Job 1 = Reproduce the stretch of the records from their first line through the line containing "bar <box>335 187 354 300</box>", word for word.

Reading passage =
------------------------------------------------
Our Disney Touring Plans Featured In “Numbers Rule Your World”
You know your life is good when you refer to Walt Disney World as “the southern office.” But things got even better this week when we found out that our Disney World touring plans were featured in a new book on how statistics and probability apply to everyday life.
Numbers Rules Your World: The Hidden Influence on Probability and Statistics on Everything You Do describes our touring plans and the inner workings of Disney’s FASTPASS system to explain how queuing theory and statistical modeling come together to make families’ visits to Walt Disney World better. Numbers is written by Kaiser Fung, a professional statistician and the author of the Junk Charts blog. (He’s also got degrees from Cambridge, Harvard and Princeton, in addition to a gig as XM Radio’s statistician.)
------------------------------------------------
Layout annotation data
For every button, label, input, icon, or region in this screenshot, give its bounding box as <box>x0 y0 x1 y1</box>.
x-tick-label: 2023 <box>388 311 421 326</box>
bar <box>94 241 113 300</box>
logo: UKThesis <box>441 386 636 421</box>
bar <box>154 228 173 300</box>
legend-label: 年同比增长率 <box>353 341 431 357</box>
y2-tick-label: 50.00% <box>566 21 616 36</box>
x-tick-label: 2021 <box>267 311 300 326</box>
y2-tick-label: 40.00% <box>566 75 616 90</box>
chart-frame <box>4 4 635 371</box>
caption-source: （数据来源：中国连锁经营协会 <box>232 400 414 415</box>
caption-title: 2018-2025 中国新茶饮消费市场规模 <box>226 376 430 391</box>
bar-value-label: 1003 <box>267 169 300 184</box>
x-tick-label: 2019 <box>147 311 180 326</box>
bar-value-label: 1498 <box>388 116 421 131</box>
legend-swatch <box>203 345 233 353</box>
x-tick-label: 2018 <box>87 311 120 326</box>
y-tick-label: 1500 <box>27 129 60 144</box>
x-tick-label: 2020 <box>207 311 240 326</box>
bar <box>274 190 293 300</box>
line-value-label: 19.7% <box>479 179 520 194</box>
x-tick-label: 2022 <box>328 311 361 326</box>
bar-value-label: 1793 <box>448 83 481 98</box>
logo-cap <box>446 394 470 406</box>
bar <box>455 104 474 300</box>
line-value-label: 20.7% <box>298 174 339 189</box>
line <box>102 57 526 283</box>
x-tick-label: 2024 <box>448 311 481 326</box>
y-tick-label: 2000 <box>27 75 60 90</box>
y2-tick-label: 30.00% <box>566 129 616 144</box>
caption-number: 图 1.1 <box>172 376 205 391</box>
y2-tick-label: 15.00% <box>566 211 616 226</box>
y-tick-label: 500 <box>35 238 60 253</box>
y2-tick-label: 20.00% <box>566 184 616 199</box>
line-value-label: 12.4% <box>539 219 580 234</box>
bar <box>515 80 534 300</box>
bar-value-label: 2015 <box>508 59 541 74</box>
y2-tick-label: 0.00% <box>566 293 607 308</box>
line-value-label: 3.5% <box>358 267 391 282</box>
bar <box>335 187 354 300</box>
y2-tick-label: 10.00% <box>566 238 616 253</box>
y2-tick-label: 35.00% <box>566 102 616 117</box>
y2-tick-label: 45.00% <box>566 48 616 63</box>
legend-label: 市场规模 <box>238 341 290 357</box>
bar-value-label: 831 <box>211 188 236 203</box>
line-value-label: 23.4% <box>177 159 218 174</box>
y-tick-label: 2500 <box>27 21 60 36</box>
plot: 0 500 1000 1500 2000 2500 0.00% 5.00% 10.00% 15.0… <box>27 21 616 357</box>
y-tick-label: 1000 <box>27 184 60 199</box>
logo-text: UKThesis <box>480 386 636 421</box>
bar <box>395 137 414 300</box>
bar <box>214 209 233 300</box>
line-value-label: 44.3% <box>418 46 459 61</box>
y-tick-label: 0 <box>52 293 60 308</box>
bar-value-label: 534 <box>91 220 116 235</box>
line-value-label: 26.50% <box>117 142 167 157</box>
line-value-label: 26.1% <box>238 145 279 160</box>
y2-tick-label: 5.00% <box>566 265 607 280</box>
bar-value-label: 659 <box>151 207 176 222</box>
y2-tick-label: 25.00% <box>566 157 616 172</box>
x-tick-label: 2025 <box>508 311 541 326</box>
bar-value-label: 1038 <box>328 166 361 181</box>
------------------------------------------------
Job 2 = Extract the entire post about the Disney touring plans verbatim.

Problem solution 1 =
For every button, label, input, icon, or region in this screenshot, give its bounding box as <box>x0 y0 x1 y1</box>.
x-tick-label: 2023 <box>388 311 421 326</box>
bar <box>94 241 113 300</box>
logo: UKThesis <box>441 386 636 421</box>
bar <box>154 228 173 300</box>
legend-label: 年同比增长率 <box>353 341 431 357</box>
y2-tick-label: 50.00% <box>566 21 616 36</box>
x-tick-label: 2021 <box>267 311 300 326</box>
y2-tick-label: 40.00% <box>566 75 616 90</box>
chart-frame <box>4 4 635 371</box>
caption-source: （数据来源：中国连锁经营协会 <box>232 400 414 415</box>
caption-title: 2018-2025 中国新茶饮消费市场规模 <box>226 376 430 391</box>
bar-value-label: 1003 <box>267 169 300 184</box>
x-tick-label: 2019 <box>147 311 180 326</box>
bar-value-label: 1498 <box>388 116 421 131</box>
legend-swatch <box>203 345 233 353</box>
x-tick-label: 2018 <box>87 311 120 326</box>
y-tick-label: 1500 <box>27 129 60 144</box>
x-tick-label: 2020 <box>207 311 240 326</box>
bar <box>274 190 293 300</box>
line-value-label: 19.7% <box>479 179 520 194</box>
x-tick-label: 2022 <box>328 311 361 326</box>
bar-value-label: 1793 <box>448 83 481 98</box>
logo-cap <box>446 394 470 406</box>
bar <box>455 104 474 300</box>
line-value-label: 20.7% <box>298 174 339 189</box>
line <box>102 57 526 283</box>
x-tick-label: 2024 <box>448 311 481 326</box>
y-tick-label: 2000 <box>27 75 60 90</box>
y2-tick-label: 30.00% <box>566 129 616 144</box>
caption-number: 图 1.1 <box>172 376 205 391</box>
y2-tick-label: 15.00% <box>566 211 616 226</box>
y-tick-label: 500 <box>35 238 60 253</box>
y2-tick-label: 20.00% <box>566 184 616 199</box>
line-value-label: 12.4% <box>539 219 580 234</box>
bar <box>515 80 534 300</box>
bar-value-label: 2015 <box>508 59 541 74</box>
y2-tick-label: 0.00% <box>566 293 607 308</box>
line-value-label: 3.5% <box>358 267 391 282</box>
bar <box>335 187 354 300</box>

Problem solution 2 =
Our Disney Touring Plans Featured In “Numbers Rule Your World”
You know your life is good when you refer to Walt Disney World as “the southern office.” But things got even better this week when we found out that our Disney World touring plans were featured in a new book on how statistics and probability apply to everyday life.
Numbers Rules Your World: The Hidden Influence on Probability and Statistics on Everything You Do describes our touring plans and the inner workings of Disney’s FASTPASS system to explain how queuing theory and statistical modeling come together to make families’ visits to Walt Disney World better. Numbers is written by Kaiser Fung, a professional statistician and the author of the Junk Charts blog. (He’s also got degrees from Cambridge, Harvard and Princeton, in addition to a gig as XM Radio’s statistician.)